▶ Instructions for the task: From the entries below, please gather each line containing the string "CORRELATION".

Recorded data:

>> Begin

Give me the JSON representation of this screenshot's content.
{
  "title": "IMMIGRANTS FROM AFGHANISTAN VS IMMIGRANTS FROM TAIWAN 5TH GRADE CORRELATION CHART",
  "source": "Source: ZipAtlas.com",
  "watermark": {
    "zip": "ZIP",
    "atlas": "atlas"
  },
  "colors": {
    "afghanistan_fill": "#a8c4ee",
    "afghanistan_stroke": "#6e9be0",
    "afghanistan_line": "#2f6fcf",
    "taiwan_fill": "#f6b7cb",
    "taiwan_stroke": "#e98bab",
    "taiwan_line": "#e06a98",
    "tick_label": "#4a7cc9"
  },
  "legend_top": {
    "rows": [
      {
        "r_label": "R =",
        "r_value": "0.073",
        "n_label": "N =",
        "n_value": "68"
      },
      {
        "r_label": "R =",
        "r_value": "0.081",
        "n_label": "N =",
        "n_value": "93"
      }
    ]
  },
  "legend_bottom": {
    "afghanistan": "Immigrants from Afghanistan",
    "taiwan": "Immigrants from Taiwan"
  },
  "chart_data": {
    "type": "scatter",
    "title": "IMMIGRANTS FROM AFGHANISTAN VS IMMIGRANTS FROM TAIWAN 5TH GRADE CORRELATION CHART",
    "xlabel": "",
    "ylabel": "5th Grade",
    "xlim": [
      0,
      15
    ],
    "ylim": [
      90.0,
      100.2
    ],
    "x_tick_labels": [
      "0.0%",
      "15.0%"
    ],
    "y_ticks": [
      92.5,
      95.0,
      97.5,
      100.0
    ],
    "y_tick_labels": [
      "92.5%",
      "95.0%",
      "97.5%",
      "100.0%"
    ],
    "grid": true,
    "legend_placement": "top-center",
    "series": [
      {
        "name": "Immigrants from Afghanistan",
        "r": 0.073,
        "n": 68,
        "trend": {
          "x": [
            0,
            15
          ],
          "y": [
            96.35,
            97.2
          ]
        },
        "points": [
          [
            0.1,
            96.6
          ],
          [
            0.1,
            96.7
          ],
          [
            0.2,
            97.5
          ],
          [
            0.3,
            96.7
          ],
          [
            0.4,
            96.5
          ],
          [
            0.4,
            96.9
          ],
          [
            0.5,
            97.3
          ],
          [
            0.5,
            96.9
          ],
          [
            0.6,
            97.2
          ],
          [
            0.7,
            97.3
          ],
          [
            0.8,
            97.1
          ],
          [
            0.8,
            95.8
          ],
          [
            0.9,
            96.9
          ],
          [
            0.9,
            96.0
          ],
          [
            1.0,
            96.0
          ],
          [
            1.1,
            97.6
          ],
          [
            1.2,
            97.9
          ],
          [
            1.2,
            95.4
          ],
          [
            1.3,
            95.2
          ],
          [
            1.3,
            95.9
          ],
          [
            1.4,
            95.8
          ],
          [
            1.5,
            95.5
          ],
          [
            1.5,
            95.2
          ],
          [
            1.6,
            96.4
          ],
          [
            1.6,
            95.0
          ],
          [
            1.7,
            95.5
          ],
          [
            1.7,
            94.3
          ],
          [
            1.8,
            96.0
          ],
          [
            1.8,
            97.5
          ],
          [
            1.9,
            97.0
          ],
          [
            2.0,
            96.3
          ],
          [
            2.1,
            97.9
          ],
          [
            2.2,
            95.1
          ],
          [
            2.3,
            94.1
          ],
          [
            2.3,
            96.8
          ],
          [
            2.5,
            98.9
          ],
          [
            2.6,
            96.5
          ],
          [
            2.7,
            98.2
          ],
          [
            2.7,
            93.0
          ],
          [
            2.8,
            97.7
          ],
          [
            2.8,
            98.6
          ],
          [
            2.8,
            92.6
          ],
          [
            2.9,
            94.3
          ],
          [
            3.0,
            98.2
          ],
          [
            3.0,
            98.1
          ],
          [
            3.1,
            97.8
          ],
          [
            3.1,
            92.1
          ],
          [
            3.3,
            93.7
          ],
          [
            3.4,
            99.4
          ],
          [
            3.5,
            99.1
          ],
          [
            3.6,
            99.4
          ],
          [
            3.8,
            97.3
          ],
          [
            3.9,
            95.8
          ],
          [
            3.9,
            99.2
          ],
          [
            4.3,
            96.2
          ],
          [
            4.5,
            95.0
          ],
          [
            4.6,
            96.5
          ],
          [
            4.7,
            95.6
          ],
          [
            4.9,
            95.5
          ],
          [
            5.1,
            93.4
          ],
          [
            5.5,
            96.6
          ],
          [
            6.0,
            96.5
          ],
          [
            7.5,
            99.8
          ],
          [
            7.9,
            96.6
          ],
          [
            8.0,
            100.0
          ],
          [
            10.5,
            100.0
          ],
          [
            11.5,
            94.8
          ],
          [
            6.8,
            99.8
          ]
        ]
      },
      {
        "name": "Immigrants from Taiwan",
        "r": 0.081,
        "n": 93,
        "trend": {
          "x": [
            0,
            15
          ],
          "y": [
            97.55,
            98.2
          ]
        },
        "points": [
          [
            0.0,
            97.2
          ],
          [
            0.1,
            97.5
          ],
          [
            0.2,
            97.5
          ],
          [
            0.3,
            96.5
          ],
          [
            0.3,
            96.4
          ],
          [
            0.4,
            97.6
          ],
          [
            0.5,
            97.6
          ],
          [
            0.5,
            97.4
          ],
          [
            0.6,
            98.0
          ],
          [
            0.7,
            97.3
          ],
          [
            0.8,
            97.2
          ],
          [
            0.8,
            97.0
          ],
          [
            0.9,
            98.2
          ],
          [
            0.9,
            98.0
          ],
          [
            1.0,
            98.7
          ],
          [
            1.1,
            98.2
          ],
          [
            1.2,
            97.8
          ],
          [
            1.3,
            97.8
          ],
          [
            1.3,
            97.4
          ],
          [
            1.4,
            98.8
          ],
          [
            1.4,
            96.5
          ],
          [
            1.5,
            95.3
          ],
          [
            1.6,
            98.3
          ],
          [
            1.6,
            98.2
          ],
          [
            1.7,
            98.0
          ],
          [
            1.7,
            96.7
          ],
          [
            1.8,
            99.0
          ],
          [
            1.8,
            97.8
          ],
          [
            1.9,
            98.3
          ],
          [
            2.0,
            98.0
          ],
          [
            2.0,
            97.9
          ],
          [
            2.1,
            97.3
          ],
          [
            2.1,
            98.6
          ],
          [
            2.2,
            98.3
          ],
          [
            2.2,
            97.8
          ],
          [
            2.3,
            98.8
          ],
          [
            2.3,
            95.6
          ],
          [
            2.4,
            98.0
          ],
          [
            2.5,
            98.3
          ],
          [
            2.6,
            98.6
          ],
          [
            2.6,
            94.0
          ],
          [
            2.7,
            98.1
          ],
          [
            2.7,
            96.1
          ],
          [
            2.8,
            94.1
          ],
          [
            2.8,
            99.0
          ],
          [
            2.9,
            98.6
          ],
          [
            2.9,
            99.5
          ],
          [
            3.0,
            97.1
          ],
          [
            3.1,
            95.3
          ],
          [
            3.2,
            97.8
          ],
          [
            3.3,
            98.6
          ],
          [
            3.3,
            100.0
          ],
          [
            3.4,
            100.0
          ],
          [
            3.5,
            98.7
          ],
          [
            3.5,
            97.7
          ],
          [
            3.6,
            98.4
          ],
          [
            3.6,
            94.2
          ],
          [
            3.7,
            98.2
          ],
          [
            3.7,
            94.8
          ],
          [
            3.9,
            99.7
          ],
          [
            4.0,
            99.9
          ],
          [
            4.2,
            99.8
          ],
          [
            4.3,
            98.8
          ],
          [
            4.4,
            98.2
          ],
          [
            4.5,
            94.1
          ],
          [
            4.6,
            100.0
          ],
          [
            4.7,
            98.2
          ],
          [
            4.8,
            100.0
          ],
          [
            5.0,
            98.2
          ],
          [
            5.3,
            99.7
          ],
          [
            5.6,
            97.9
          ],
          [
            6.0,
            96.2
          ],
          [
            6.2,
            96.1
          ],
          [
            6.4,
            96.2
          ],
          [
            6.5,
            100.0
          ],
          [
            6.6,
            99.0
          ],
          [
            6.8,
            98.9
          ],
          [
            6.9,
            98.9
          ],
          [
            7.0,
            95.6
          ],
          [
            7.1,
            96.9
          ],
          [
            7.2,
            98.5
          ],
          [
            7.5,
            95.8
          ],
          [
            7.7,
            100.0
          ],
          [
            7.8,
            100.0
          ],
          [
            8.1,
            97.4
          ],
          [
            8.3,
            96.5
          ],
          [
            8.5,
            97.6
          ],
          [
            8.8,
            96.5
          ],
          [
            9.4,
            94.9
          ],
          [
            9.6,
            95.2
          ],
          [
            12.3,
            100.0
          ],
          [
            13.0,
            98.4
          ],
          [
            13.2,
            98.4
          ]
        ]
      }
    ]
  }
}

>> End

▶ Written answer:
  "title": "IMMIGRANTS FROM AFGHANISTAN VS IMMIGRANTS FROM TAIWAN 5TH GRADE CORRELATION CHART",
    "title": "IMMIGRANTS FROM AFGHANISTAN VS IMMIGRANTS FROM TAIWAN 5TH GRADE CORRELATION CHART",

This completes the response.